Exercise:
From the entries that follow, gather each line holding the word "JSON".

* START *

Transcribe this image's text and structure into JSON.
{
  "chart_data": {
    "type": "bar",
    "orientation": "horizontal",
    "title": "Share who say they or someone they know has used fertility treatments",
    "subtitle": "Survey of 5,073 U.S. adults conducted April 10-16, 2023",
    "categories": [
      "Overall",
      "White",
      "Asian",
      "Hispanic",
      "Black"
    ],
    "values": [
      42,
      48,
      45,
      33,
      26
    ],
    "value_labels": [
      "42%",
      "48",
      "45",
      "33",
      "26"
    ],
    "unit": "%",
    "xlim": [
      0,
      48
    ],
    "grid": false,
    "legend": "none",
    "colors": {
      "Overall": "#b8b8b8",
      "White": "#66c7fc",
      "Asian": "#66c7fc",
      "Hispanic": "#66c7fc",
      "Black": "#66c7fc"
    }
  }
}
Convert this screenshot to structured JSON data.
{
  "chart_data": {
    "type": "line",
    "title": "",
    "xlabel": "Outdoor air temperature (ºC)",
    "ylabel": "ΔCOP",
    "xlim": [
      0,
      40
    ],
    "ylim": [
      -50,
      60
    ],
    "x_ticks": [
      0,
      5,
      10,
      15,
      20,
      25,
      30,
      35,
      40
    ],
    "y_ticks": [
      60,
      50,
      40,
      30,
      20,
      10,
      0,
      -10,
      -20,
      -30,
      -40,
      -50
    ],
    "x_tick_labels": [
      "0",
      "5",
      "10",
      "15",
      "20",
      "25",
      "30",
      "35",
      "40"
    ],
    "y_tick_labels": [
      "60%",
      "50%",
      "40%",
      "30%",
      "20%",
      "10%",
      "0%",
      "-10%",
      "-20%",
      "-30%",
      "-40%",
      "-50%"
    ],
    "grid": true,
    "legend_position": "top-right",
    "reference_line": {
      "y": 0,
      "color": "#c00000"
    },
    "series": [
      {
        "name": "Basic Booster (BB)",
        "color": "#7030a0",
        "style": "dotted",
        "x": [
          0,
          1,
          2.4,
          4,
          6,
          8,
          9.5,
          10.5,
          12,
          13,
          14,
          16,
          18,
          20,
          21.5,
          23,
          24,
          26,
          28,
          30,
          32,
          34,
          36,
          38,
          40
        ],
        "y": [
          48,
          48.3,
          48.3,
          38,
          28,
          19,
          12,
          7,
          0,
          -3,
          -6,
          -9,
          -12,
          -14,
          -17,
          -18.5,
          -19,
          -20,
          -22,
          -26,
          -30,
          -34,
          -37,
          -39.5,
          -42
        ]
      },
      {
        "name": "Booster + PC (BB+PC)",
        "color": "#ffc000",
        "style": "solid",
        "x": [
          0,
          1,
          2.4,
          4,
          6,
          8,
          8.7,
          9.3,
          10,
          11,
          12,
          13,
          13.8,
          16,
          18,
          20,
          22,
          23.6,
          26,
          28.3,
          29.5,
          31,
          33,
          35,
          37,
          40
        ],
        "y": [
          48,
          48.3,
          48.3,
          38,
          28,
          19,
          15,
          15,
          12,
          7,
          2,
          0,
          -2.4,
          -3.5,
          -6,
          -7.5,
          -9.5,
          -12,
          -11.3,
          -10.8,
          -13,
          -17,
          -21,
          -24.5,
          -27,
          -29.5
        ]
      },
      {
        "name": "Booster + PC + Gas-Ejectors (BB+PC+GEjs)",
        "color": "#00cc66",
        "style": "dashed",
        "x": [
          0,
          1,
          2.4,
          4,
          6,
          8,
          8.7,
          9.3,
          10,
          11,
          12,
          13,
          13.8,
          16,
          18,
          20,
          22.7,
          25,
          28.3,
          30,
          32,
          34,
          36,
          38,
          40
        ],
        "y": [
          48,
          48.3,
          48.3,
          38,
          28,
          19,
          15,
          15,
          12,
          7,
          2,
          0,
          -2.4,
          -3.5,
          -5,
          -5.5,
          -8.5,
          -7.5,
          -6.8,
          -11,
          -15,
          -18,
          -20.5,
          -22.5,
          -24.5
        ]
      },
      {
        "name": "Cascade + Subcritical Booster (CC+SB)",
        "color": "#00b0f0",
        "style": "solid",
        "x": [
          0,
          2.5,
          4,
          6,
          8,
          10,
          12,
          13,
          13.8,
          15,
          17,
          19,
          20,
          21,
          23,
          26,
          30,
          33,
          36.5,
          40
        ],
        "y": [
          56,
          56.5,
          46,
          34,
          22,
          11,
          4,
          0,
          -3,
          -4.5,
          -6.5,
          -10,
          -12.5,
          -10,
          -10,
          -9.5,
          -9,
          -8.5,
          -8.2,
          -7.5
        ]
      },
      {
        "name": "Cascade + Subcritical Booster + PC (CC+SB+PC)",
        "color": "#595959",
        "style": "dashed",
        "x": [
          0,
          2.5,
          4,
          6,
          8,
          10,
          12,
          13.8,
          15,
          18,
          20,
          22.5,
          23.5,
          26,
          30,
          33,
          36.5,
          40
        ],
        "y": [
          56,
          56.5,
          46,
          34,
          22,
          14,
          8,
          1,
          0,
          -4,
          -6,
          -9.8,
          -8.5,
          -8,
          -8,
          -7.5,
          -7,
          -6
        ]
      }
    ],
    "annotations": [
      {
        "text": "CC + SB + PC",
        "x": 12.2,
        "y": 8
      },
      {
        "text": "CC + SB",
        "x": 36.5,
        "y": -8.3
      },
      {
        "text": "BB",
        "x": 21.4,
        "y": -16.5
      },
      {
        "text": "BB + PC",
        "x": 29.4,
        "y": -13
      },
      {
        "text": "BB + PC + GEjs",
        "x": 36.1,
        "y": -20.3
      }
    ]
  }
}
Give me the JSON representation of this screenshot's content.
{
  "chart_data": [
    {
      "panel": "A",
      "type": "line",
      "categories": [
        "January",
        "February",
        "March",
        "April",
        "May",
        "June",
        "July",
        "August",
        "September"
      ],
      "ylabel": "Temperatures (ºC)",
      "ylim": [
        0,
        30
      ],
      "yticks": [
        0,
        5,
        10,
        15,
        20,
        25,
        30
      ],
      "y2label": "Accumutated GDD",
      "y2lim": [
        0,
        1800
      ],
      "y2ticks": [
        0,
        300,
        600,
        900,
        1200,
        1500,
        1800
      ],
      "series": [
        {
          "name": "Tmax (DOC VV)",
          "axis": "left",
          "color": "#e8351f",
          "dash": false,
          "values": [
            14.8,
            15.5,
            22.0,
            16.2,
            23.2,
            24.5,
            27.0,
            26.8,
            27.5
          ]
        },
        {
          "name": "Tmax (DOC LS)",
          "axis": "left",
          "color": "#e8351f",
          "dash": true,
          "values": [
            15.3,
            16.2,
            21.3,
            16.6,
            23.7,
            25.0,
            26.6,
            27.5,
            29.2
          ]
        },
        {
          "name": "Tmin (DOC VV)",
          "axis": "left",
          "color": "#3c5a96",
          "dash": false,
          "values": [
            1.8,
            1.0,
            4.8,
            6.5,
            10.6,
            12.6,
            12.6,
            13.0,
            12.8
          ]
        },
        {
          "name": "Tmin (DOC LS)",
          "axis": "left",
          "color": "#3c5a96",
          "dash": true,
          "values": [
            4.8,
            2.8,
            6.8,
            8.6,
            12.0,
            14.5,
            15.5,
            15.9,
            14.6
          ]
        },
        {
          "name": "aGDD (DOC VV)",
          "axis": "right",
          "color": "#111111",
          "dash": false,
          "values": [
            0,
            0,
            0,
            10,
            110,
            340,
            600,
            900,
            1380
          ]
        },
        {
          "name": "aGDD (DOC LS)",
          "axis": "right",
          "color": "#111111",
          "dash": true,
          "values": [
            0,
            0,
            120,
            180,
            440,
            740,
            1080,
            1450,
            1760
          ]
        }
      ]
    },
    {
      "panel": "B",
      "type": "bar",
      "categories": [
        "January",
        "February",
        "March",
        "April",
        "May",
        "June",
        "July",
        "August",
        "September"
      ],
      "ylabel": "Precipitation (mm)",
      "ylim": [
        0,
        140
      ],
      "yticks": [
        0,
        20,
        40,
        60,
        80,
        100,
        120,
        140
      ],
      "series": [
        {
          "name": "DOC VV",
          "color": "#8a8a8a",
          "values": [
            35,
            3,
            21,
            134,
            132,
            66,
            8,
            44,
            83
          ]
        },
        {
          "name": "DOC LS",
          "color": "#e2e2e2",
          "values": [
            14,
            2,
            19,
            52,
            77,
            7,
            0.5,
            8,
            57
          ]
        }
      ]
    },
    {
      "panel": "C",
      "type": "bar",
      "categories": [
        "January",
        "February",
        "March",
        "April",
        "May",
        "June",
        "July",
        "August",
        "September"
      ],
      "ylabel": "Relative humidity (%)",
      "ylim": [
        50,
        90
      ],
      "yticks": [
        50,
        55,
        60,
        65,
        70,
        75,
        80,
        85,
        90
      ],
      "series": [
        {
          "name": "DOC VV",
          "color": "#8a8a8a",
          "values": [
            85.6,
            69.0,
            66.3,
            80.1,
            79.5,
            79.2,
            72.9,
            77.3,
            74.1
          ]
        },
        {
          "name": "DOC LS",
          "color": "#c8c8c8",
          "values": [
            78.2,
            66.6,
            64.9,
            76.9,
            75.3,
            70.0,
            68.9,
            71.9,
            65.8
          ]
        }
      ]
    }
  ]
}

* END *

Written reply:
Transcribe this image's text and structure into JSON.
Convert this screenshot to structured JSON data.
Give me the JSON representation of this screenshot's content.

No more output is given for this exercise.